→ **What you will do**
Check every line for the word "Верхняя" and give the number of lines where it occurs, nothing else.

→ **Records for the exercise**

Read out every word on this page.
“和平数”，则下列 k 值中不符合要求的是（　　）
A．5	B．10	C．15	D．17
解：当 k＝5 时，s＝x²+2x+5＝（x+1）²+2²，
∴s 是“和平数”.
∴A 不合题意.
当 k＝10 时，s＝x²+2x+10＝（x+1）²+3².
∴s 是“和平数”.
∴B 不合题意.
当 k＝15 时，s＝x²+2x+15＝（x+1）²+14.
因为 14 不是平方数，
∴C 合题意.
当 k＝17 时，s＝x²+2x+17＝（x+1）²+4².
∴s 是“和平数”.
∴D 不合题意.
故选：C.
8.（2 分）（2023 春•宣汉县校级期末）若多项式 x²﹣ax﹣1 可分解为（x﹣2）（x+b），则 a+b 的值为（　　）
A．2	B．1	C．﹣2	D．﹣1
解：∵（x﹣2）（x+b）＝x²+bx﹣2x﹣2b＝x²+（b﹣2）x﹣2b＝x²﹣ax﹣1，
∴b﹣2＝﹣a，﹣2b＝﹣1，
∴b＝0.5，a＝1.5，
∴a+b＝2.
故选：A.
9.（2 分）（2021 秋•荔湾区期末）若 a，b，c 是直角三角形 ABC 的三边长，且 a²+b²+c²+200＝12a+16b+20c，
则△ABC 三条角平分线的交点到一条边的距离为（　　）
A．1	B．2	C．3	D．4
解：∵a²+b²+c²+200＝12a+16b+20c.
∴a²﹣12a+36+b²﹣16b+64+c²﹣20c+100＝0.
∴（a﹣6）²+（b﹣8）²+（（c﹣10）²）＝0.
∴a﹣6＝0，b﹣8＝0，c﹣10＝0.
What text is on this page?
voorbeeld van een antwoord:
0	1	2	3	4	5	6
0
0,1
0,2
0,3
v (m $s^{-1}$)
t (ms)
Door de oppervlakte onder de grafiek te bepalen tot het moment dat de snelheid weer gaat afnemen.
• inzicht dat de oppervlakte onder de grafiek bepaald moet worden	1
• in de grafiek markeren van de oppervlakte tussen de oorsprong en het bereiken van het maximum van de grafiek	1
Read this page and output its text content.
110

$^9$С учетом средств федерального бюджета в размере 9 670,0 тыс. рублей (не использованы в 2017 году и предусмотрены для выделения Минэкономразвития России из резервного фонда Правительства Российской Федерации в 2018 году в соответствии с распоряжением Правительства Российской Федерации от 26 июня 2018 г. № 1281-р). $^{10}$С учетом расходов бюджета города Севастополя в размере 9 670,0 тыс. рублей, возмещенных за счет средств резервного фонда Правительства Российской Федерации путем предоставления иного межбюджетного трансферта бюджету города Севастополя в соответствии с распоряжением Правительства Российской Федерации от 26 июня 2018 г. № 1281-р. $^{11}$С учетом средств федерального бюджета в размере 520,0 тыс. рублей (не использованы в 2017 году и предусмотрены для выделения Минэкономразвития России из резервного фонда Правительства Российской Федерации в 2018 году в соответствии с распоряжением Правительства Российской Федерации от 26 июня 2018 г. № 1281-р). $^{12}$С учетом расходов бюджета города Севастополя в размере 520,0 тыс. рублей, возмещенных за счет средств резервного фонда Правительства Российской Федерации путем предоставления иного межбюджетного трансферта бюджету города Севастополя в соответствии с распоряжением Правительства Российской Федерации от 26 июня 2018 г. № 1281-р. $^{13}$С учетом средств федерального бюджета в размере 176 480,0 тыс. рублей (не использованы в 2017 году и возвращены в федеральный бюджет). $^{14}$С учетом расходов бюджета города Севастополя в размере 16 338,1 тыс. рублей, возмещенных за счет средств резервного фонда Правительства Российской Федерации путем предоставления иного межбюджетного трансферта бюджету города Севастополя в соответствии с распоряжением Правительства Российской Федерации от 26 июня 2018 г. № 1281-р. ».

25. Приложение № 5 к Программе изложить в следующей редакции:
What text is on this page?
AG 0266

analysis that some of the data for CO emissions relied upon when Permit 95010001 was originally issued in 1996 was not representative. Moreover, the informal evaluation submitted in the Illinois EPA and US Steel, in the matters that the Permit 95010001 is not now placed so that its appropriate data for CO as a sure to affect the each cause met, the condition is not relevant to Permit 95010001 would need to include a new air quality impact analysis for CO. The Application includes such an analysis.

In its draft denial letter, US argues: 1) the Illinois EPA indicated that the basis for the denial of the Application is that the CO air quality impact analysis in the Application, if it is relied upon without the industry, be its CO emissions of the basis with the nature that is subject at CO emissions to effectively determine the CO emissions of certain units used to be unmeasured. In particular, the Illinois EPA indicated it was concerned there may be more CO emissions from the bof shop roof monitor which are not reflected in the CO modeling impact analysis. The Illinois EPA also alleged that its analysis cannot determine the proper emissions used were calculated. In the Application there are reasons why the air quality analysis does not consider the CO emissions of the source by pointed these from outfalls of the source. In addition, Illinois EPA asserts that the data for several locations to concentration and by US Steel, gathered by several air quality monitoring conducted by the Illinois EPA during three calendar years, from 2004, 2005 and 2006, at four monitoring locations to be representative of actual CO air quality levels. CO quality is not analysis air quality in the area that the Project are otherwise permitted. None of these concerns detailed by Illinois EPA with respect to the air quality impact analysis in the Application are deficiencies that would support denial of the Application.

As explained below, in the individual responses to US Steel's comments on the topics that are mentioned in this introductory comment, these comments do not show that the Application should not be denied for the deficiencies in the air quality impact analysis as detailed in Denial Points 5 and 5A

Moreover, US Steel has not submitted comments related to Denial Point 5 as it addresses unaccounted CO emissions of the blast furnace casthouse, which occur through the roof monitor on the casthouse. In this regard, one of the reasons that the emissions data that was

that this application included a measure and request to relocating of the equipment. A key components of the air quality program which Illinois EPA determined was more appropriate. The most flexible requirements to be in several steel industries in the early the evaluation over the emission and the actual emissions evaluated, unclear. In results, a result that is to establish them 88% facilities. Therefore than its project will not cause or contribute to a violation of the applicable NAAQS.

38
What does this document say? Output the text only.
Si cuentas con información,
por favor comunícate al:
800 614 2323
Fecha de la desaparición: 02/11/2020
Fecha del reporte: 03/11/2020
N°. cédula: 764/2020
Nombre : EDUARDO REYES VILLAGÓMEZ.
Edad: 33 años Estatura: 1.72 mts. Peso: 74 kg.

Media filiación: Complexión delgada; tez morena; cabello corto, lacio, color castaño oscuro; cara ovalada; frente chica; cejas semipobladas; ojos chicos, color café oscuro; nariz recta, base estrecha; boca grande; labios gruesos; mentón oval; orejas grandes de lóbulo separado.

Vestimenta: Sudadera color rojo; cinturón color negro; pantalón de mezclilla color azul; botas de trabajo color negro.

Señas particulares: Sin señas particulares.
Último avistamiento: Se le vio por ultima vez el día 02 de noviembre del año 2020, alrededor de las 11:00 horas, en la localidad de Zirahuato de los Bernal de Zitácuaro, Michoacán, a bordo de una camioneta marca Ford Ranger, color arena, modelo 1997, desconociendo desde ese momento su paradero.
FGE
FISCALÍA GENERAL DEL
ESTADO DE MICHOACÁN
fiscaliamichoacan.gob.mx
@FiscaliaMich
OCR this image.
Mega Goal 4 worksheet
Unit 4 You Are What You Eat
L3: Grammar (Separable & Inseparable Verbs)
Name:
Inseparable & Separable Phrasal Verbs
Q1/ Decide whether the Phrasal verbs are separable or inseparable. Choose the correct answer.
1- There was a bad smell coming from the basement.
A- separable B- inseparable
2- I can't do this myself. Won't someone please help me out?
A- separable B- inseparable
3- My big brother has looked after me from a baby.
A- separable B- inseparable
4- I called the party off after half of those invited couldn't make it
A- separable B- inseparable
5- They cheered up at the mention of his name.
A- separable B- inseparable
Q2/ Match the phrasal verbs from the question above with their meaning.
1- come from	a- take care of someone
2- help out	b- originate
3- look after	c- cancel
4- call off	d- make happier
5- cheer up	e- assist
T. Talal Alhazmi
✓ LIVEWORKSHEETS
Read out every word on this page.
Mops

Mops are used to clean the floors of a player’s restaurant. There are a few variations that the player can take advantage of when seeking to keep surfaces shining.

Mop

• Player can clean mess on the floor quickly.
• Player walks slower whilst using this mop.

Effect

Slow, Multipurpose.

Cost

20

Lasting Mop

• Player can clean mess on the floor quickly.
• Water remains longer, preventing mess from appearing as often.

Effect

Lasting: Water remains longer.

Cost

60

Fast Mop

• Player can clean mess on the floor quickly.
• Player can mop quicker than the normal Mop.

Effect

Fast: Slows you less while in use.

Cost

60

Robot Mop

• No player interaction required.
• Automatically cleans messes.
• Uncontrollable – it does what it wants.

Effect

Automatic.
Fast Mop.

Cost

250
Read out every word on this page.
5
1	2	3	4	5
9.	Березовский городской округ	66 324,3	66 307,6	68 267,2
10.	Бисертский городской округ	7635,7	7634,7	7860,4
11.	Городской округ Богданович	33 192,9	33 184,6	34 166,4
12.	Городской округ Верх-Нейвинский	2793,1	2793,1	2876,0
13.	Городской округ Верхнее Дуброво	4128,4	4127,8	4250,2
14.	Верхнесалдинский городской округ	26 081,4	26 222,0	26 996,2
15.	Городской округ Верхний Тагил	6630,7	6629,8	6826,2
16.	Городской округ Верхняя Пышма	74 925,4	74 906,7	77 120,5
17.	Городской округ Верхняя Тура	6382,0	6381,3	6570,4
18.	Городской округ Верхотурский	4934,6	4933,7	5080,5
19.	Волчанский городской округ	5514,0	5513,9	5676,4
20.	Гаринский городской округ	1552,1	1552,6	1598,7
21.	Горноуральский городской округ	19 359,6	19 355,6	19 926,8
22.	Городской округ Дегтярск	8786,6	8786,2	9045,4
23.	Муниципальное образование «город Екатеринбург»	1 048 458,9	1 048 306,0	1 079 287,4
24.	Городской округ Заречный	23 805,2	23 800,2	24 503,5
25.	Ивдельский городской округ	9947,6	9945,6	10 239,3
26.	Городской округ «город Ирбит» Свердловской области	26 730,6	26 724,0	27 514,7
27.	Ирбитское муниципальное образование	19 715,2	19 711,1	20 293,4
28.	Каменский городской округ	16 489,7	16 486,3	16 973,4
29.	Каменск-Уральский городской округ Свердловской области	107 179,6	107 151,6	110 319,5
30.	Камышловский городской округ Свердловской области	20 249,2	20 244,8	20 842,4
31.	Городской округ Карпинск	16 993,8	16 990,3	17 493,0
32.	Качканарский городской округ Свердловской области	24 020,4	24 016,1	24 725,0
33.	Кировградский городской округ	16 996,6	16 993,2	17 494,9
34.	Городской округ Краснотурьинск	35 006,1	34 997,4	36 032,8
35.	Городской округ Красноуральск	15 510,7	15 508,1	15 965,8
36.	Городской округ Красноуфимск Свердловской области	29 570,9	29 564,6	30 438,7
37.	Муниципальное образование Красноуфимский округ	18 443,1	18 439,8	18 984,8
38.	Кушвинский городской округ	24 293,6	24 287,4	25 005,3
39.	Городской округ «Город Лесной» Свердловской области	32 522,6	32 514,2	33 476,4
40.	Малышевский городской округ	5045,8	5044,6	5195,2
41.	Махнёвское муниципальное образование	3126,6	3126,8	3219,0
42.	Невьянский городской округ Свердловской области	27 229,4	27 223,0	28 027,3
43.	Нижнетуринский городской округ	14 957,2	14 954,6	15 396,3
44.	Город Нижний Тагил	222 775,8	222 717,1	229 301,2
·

→ **The answer**
2